▼

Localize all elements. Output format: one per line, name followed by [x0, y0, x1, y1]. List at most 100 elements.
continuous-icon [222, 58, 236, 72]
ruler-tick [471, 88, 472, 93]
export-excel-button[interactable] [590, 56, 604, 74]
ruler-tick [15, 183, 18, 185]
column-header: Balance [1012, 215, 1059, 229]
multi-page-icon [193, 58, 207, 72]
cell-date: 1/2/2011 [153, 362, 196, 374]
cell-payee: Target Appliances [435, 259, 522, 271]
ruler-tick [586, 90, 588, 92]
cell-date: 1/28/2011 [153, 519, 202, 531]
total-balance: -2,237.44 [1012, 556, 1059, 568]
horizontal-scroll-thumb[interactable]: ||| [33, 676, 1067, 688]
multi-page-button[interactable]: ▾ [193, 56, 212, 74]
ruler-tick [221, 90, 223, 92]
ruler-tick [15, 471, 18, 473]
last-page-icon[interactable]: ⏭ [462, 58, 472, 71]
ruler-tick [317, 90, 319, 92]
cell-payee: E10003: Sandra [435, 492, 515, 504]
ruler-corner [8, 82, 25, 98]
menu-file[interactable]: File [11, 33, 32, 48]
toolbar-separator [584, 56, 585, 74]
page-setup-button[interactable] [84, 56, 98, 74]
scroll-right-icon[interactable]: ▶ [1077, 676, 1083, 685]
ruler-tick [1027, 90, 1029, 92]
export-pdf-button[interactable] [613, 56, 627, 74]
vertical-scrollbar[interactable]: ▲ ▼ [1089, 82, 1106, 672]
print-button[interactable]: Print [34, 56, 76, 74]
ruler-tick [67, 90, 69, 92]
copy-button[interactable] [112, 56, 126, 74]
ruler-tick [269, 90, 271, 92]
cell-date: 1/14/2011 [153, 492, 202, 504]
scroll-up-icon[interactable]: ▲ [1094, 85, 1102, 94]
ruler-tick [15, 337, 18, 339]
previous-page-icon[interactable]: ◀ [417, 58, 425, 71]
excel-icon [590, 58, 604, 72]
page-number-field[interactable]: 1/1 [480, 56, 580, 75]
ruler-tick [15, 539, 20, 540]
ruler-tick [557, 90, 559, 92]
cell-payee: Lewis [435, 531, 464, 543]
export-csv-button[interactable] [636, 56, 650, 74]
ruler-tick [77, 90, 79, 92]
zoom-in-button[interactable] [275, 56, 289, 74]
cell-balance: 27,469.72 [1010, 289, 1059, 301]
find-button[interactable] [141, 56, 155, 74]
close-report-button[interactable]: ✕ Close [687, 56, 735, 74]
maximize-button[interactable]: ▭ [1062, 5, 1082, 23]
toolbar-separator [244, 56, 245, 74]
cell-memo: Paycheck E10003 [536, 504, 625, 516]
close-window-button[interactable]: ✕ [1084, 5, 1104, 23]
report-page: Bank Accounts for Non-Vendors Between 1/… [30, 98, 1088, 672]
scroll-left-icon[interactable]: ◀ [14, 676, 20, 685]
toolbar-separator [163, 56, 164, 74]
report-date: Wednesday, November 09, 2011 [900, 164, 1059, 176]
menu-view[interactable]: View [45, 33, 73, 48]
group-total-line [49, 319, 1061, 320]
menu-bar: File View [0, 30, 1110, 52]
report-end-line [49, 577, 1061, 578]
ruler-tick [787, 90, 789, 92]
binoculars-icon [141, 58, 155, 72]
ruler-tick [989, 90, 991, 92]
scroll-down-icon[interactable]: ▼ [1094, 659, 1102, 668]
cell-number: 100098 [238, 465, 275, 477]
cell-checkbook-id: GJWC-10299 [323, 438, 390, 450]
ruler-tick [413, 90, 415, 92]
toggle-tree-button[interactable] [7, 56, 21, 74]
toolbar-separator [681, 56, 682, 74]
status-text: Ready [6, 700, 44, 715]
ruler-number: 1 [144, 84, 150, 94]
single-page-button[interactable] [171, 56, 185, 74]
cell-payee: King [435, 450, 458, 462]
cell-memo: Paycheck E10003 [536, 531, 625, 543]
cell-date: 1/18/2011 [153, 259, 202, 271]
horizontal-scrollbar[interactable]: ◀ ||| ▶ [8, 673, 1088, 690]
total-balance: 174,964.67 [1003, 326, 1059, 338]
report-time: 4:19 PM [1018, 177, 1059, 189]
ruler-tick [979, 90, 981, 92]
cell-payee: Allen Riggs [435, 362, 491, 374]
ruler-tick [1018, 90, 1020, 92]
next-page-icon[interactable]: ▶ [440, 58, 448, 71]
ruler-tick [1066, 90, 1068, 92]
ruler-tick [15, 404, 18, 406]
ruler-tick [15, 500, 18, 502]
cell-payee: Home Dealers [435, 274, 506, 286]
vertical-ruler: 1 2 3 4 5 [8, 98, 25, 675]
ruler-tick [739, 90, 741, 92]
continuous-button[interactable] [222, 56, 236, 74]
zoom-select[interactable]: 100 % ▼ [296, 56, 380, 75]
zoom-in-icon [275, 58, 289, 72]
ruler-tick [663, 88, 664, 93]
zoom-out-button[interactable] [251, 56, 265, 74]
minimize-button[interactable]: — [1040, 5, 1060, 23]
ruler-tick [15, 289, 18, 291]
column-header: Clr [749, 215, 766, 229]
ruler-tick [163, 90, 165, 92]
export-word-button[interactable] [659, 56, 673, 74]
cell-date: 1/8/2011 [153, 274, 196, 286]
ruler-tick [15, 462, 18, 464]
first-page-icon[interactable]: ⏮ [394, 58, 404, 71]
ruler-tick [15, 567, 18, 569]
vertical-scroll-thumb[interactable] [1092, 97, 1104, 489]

▲

WHAT THE EXERCISE ASKS:
Reproduce the material line for line, starting at its very first line and ending with the line that contains "close-report-button[interactable]: ✕ Close", keeping every line unchanged.

EXERCISE RESULT:
Localize all elements. Output format: one per line, name followed by [x0, y0, x1, y1]. List at most 100 elements.
continuous-icon [222, 58, 236, 72]
ruler-tick [471, 88, 472, 93]
export-excel-button[interactable] [590, 56, 604, 74]
ruler-tick [15, 183, 18, 185]
column-header: Balance [1012, 215, 1059, 229]
multi-page-icon [193, 58, 207, 72]
cell-date: 1/2/2011 [153, 362, 196, 374]
cell-payee: Target Appliances [435, 259, 522, 271]
ruler-tick [586, 90, 588, 92]
cell-date: 1/28/2011 [153, 519, 202, 531]
total-balance: -2,237.44 [1012, 556, 1059, 568]
horizontal-scroll-thumb[interactable]: ||| [33, 676, 1067, 688]
multi-page-button[interactable]: ▾ [193, 56, 212, 74]
ruler-tick [221, 90, 223, 92]
ruler-tick [15, 471, 18, 473]
last-page-icon[interactable]: ⏭ [462, 58, 472, 71]
ruler-tick [317, 90, 319, 92]
cell-payee: E10003: Sandra [435, 492, 515, 504]
ruler-corner [8, 82, 25, 98]
menu-file[interactable]: File [11, 33, 32, 48]
toolbar-separator [584, 56, 585, 74]
page-setup-button[interactable] [84, 56, 98, 74]
scroll-right-icon[interactable]: ▶ [1077, 676, 1083, 685]
ruler-tick [1027, 90, 1029, 92]
export-pdf-button[interactable] [613, 56, 627, 74]
vertical-scrollbar[interactable]: ▲ ▼ [1089, 82, 1106, 672]
print-button[interactable]: Print [34, 56, 76, 74]
ruler-tick [67, 90, 69, 92]
copy-button[interactable] [112, 56, 126, 74]
ruler-tick [269, 90, 271, 92]
cell-date: 1/14/2011 [153, 492, 202, 504]
scroll-up-icon[interactable]: ▲ [1094, 85, 1102, 94]
ruler-tick [15, 337, 18, 339]
previous-page-icon[interactable]: ◀ [417, 58, 425, 71]
excel-icon [590, 58, 604, 72]
page-number-field[interactable]: 1/1 [480, 56, 580, 75]
ruler-tick [15, 539, 20, 540]
ruler-tick [557, 90, 559, 92]
cell-payee: Lewis [435, 531, 464, 543]
export-csv-button[interactable] [636, 56, 650, 74]
ruler-tick [77, 90, 79, 92]
zoom-in-button[interactable] [275, 56, 289, 74]
cell-balance: 27,469.72 [1010, 289, 1059, 301]
find-button[interactable] [141, 56, 155, 74]
close-report-button[interactable]: ✕ Close [687, 56, 735, 74]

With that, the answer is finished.